Records for this exercise:
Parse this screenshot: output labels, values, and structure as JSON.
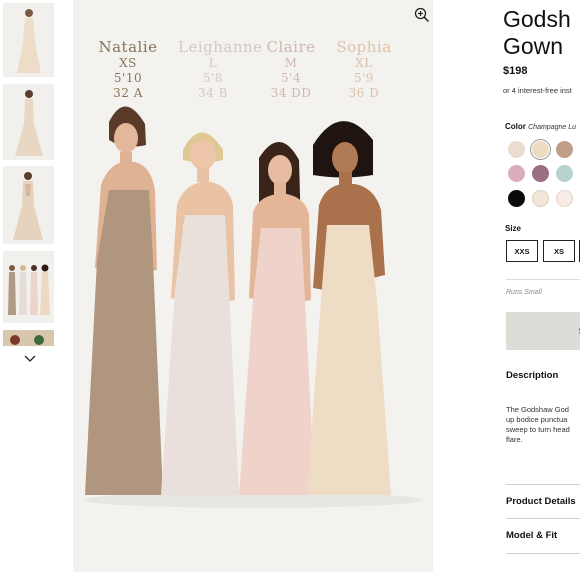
{
  "thumbnails": [
    {
      "name": "thumb-1",
      "alt": "single model front"
    },
    {
      "name": "thumb-2",
      "alt": "single model side"
    },
    {
      "name": "thumb-3",
      "alt": "single model back"
    },
    {
      "name": "thumb-4",
      "alt": "group of models"
    },
    {
      "name": "thumb-5",
      "alt": "partial thumbnail"
    }
  ],
  "size_chart": [
    {
      "name": "Natalie",
      "size": "XS",
      "height": "5'10",
      "bust": "32 A"
    },
    {
      "name": "Leighanne",
      "size": "L",
      "height": "5'8",
      "bust": "34 B"
    },
    {
      "name": "Claire",
      "size": "M",
      "height": "5'4",
      "bust": "34 DD"
    },
    {
      "name": "Sophia",
      "size": "XL",
      "height": "5'9",
      "bust": "36 D"
    }
  ],
  "product": {
    "title": "Godsh\nGown",
    "price": "$198",
    "installments": "or 4 interest-free inst",
    "color_label": "Color",
    "color_value": "Champagne Lu",
    "swatches": [
      "#e9ddd0",
      "#ecdcc4",
      "#bf9f89",
      "#d9adbc",
      "#9a6f83",
      "#b7d3cf",
      "#0a0a0a",
      "#f2e6d8",
      "#f6ebe5"
    ],
    "size_label": "Size",
    "sizes": [
      "XXS",
      "XS"
    ],
    "runs_note": "Runs Small",
    "add_button": "S",
    "description_heading": "Description",
    "description_lines": [
      "The Godshaw God",
      "up bodice punctua",
      "sweep to turn head",
      "flare."
    ],
    "details_heading": "Product Details",
    "model_fit_heading": "Model & Fit"
  }
}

The exercise:
Where a line of the data holds "name", show that line.

Exercise result:
      "name": "thumb-1",
      "name": "thumb-2",
      "name": "thumb-3",
      "name": "thumb-4",
      "name": "thumb-5",
      "name": "Natalie",
      "name": "Leighanne",
      "name": "Claire",
      "name": "Sophia",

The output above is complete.